Start THE INPUT
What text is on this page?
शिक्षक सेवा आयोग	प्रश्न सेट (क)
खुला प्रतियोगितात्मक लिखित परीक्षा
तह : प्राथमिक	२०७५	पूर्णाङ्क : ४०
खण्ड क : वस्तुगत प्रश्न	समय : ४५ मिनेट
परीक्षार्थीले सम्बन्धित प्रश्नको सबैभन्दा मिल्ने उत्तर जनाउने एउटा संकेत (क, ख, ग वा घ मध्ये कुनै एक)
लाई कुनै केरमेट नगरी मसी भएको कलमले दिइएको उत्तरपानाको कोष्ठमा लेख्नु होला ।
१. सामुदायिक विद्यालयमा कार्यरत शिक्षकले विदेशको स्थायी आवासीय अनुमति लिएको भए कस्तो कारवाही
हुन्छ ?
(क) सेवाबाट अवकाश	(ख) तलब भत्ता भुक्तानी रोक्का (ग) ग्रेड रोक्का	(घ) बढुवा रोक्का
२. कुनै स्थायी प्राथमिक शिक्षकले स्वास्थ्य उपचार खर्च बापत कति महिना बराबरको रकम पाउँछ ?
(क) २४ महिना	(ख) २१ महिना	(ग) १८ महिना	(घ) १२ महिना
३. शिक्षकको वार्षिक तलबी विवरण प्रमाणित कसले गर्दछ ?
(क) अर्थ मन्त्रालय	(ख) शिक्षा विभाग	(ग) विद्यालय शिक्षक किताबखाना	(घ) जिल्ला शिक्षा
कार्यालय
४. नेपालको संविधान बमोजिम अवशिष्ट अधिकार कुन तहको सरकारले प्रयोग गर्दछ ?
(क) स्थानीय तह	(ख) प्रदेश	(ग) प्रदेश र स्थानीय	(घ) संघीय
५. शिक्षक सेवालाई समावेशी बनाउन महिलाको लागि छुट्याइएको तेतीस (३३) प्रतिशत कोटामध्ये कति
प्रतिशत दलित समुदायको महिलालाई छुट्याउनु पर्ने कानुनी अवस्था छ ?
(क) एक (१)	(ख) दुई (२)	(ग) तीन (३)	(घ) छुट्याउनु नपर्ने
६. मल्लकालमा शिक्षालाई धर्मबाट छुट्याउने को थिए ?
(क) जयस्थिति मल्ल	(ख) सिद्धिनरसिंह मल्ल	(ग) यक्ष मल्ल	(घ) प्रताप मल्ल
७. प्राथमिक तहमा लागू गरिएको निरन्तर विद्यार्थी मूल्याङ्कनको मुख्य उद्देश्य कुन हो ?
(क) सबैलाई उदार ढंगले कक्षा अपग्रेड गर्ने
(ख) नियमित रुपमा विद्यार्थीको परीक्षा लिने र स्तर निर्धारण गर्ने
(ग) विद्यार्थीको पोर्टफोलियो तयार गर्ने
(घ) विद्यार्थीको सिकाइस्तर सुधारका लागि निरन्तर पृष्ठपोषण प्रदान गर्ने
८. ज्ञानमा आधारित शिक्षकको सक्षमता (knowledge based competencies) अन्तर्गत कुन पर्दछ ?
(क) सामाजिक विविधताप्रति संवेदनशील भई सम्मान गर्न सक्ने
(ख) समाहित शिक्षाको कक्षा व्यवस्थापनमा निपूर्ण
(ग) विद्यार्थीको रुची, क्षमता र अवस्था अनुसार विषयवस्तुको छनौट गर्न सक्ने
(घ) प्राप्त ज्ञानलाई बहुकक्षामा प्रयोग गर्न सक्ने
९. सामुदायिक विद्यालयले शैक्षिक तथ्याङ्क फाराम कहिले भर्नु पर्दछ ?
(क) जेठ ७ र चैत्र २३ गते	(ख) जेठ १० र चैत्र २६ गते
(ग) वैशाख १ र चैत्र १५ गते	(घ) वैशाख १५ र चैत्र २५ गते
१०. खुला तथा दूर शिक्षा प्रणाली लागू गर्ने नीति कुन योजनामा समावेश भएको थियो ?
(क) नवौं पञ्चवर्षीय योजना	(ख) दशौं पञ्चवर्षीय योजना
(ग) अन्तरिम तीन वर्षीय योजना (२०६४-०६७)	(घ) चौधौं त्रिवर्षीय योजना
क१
End THE INPUT
* AIM *
Write out every entry above, word for word.

* WORKED ANSWER *
What text is on this page?
शिक्षक सेवा आयोग	प्रश्न सेट (क)
खुला प्रतियोगितात्मक लिखित परीक्षा
तह : प्राथमिक	२०७५	पूर्णाङ्क : ४०
खण्ड क : वस्तुगत प्रश्न	समय : ४५ मिनेट
परीक्षार्थीले सम्बन्धित प्रश्नको सबैभन्दा मिल्ने उत्तर जनाउने एउटा संकेत (क, ख, ग वा घ मध्ये कुनै एक)
लाई कुनै केरमेट नगरी मसी भएको कलमले दिइएको उत्तरपानाको कोष्ठमा लेख्नु होला ।
१. सामुदायिक विद्यालयमा कार्यरत शिक्षकले विदेशको स्थायी आवासीय अनुमति लिएको भए कस्तो कारवाही
हुन्छ ?
(क) सेवाबाट अवकाश	(ख) तलब भत्ता भुक्तानी रोक्का (ग) ग्रेड रोक्का	(घ) बढुवा रोक्का
२. कुनै स्थायी प्राथमिक शिक्षकले स्वास्थ्य उपचार खर्च बापत कति महिना बराबरको रकम पाउँछ ?
(क) २४ महिना	(ख) २१ महिना	(ग) १८ महिना	(घ) १२ महिना
३. शिक्षकको वार्षिक तलबी विवरण प्रमाणित कसले गर्दछ ?
(क) अर्थ मन्त्रालय	(ख) शिक्षा विभाग	(ग) विद्यालय शिक्षक किताबखाना	(घ) जिल्ला शिक्षा
कार्यालय
४. नेपालको संविधान बमोजिम अवशिष्ट अधिकार कुन तहको सरकारले प्रयोग गर्दछ ?
(क) स्थानीय तह	(ख) प्रदेश	(ग) प्रदेश र स्थानीय	(घ) संघीय
५. शिक्षक सेवालाई समावेशी बनाउन महिलाको लागि छुट्याइएको तेतीस (३३) प्रतिशत कोटामध्ये कति
प्रतिशत दलित समुदायको महिलालाई छुट्याउनु पर्ने कानुनी अवस्था छ ?
(क) एक (१)	(ख) दुई (२)	(ग) तीन (३)	(घ) छुट्याउनु नपर्ने
६. मल्लकालमा शिक्षालाई धर्मबाट छुट्याउने को थिए ?
(क) जयस्थिति मल्ल	(ख) सिद्धिनरसिंह मल्ल	(ग) यक्ष मल्ल	(घ) प्रताप मल्ल
७. प्राथमिक तहमा लागू गरिएको निरन्तर विद्यार्थी मूल्याङ्कनको मुख्य उद्देश्य कुन हो ?
(क) सबैलाई उदार ढंगले कक्षा अपग्रेड गर्ने
(ख) नियमित रुपमा विद्यार्थीको परीक्षा लिने र स्तर निर्धारण गर्ने
(ग) विद्यार्थीको पोर्टफोलियो तयार गर्ने
(घ) विद्यार्थीको सिकाइस्तर सुधारका लागि निरन्तर पृष्ठपोषण प्रदान गर्ने
८. ज्ञानमा आधारित शिक्षकको सक्षमता (knowledge based competencies) अन्तर्गत कुन पर्दछ ?
(क) सामाजिक विविधताप्रति संवेदनशील भई सम्मान गर्न सक्ने
(ख) समाहित शिक्षाको कक्षा व्यवस्थापनमा निपूर्ण
(ग) विद्यार्थीको रुची, क्षमता र अवस्था अनुसार विषयवस्तुको छनौट गर्न सक्ने
(घ) प्राप्त ज्ञानलाई बहुकक्षामा प्रयोग गर्न सक्ने
९. सामुदायिक विद्यालयले शैक्षिक तथ्याङ्क फाराम कहिले भर्नु पर्दछ ?
(क) जेठ ७ र चैत्र २३ गते	(ख) जेठ १० र चैत्र २६ गते
(ग) वैशाख १ र चैत्र १५ गते	(घ) वैशाख १५ र चैत्र २५ गते
१०. खुला तथा दूर शिक्षा प्रणाली लागू गर्ने नीति कुन योजनामा समावेश भएको थियो ?
(क) नवौं पञ्चवर्षीय योजना	(ख) दशौं पञ्चवर्षीय योजना
(ग) अन्तरिम तीन वर्षीय योजना (२०६४-०६७)	(घ) चौधौं त्रिवर्षीय योजना
क१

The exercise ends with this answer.